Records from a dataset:
►
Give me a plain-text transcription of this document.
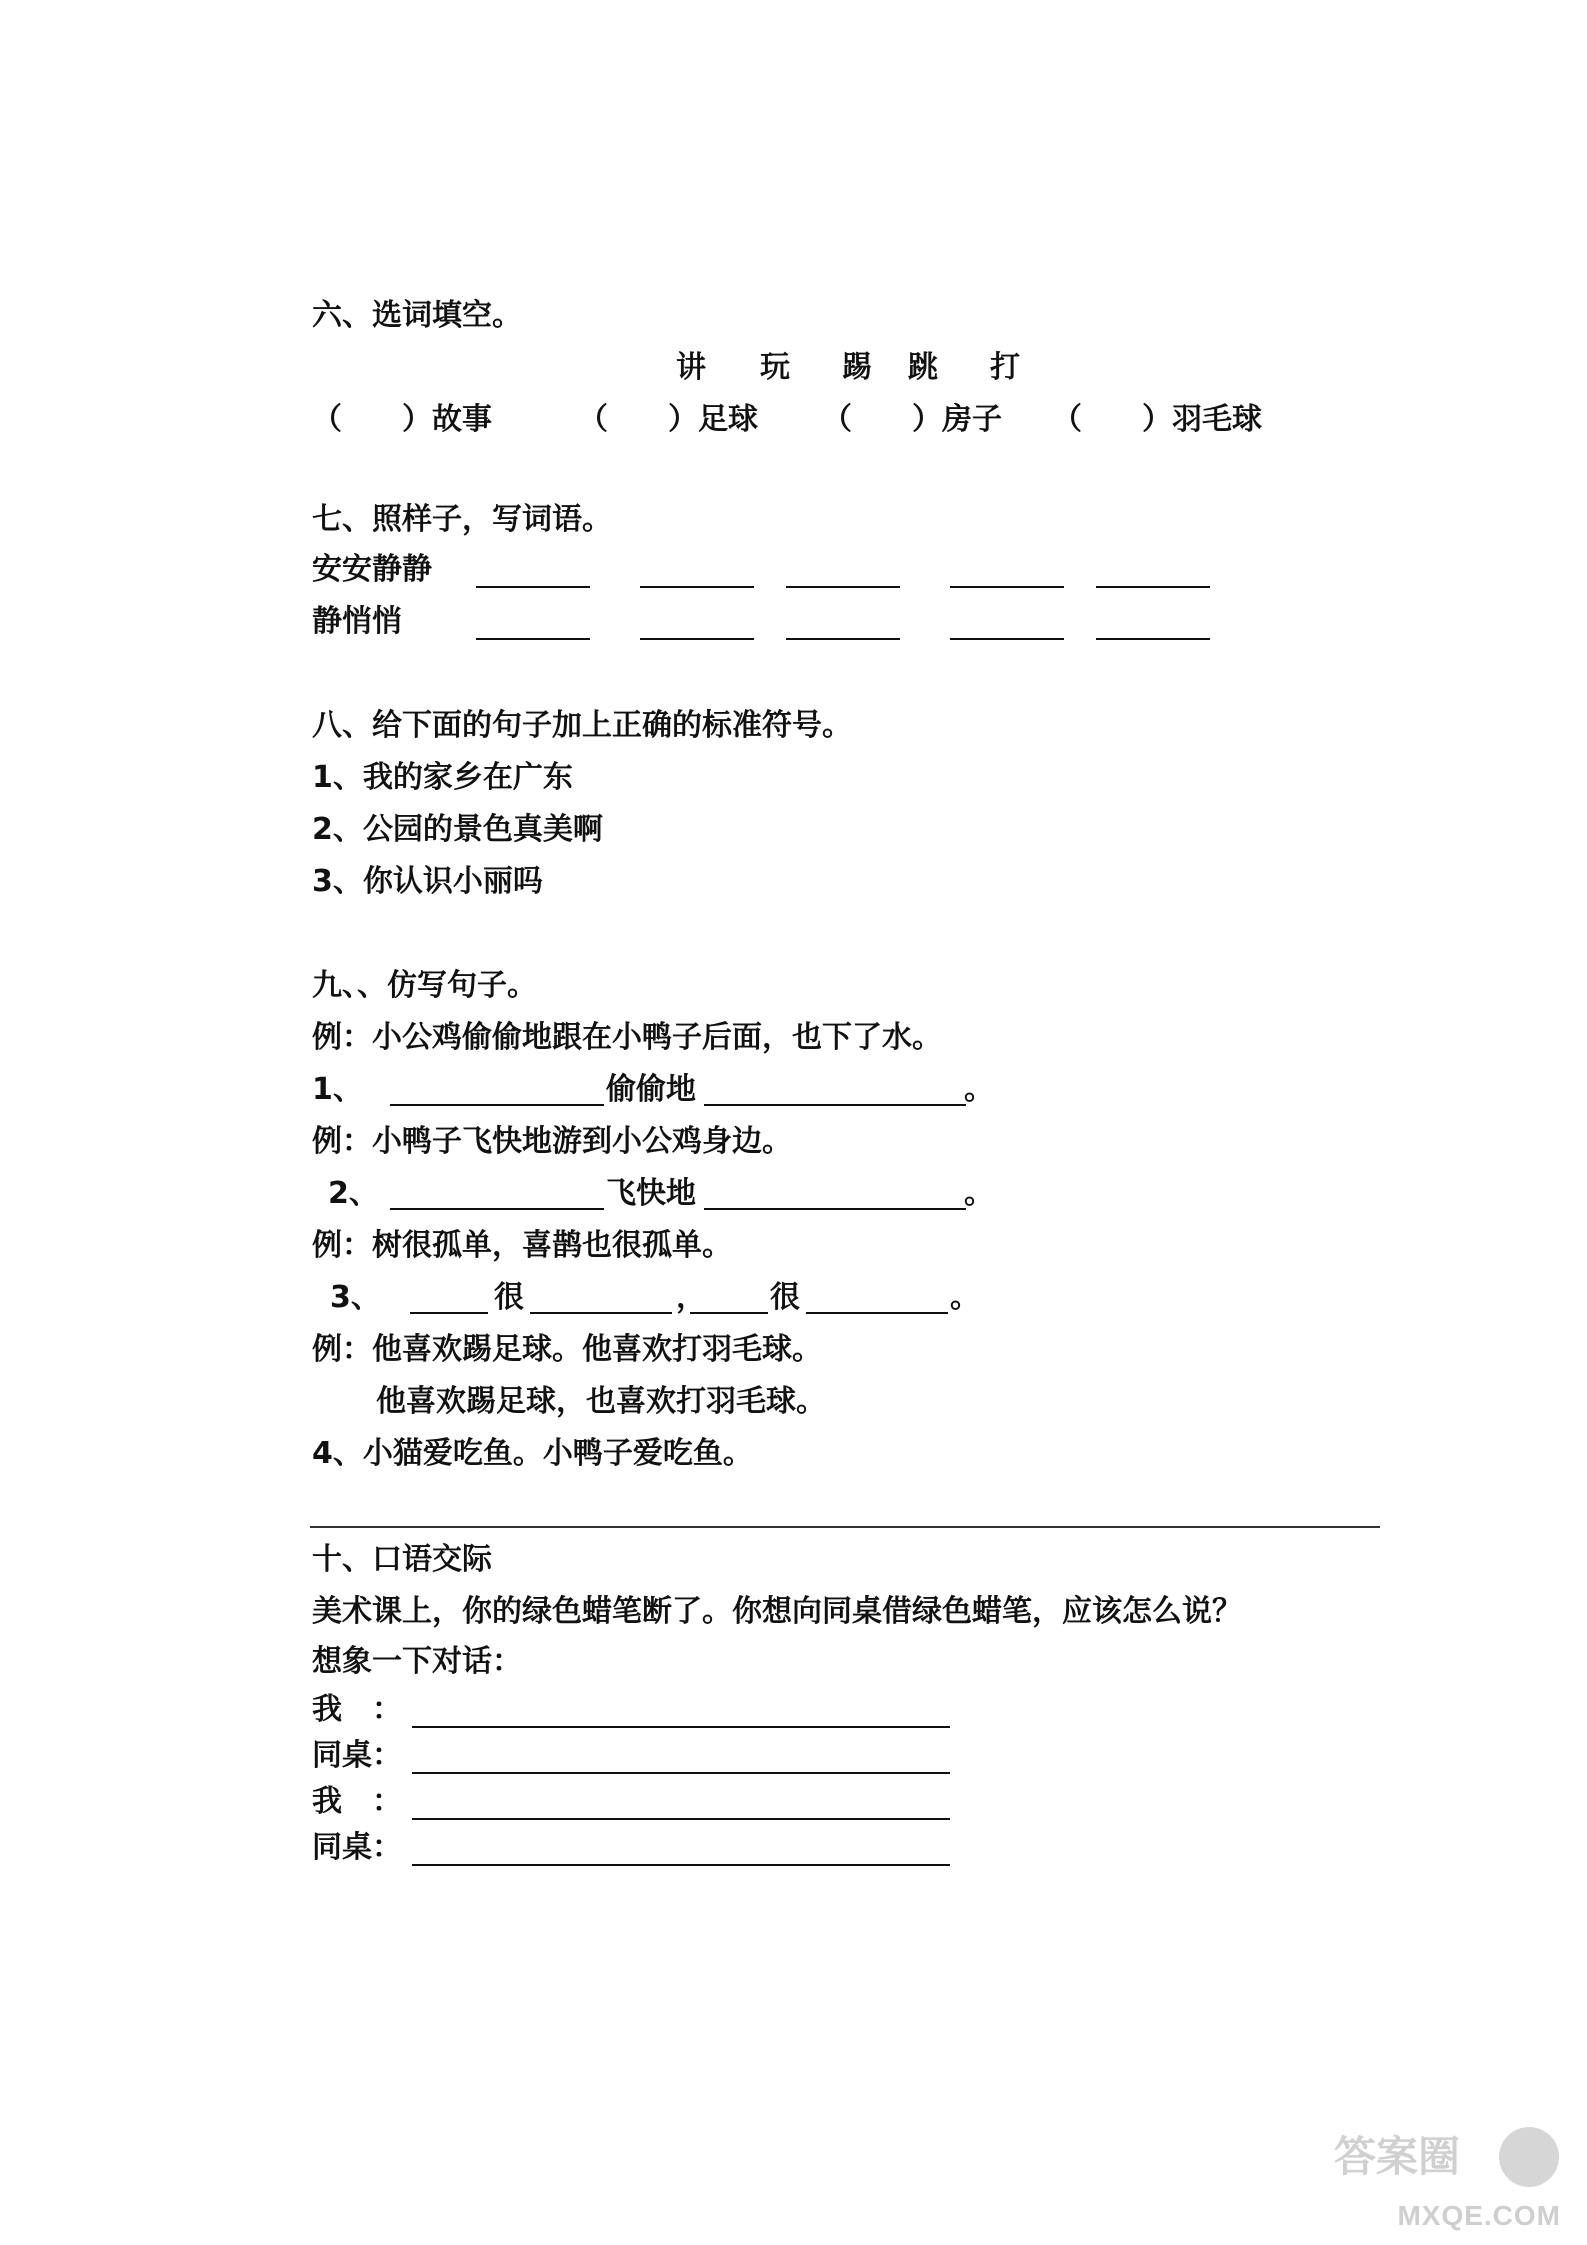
六、选词填空。
讲 玩 踢 跳 打
（　　）故事	（　　）足球 （　　）房子 （　　）羽毛球
七、照样子，写词语。
安安静静
静悄悄
八、给下面的句子加上正确的标准符号。
1、我的家乡在广东
2、公园的景色真美啊
3、你认识小丽吗
九、、仿写句子。
例：小公鸡偷偷地跟在小鸭子后面，也下了水。
1、	偷偷地	。
例：小鸭子飞快地游到小公鸡身边。
2、	飞快地	。
例：树很孤单，喜鹊也很孤单。
3、	很	， 很	。
例：他喜欢踢足球。他喜欢打羽毛球。
他喜欢踢足球，也喜欢打羽毛球。
4、小猫爱吃鱼。小鸭子爱吃鱼。
十、口语交际
美术课上，你的绿色蜡笔断了。你想向同桌借绿色蜡笔，应该怎么说？
想象一下对话：
我　：
同桌：
我　：
同桌：
答案圈
MXQE.COM
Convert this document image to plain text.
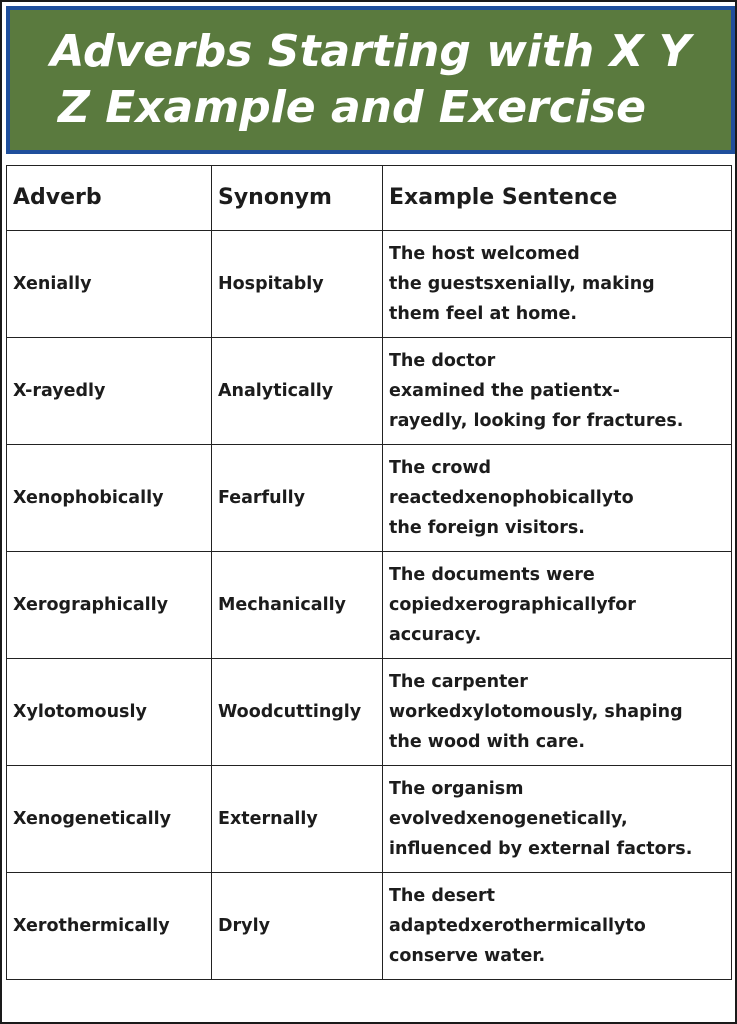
Adverbs Starting with X Y
Z Example and Exercise
Adverb	Synonym	Example Sentence
Xenially	Hospitably	The host welcomed
the guestsxenially, making
them feel at home.
X-rayedly	Analytically	The doctor
examined the patientx-
rayedly, looking for fractures.
Xenophobically	Fearfully	The crowd
reactedxenophobicallyto
the foreign visitors.
Xerographically	Mechanically	The documents were
copiedxerographicallyfor
accuracy.
Xylotomously	Woodcuttingly	The carpenter
workedxylotomously, shaping
the wood with care.
Xenogenetically	Externally	The organism
evolvedxenogenetically,
influenced by external factors.
Xerothermically	Dryly	The desert
adaptedxerothermicallyto
conserve water.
◄
__WORK TO BE COMPLETED__
Only lines that contain the word "this" are wanted; copy each of them.

__ANSWER IN FULL__
Give me a plain-text transcription of this document.
Convert this document image to plain text.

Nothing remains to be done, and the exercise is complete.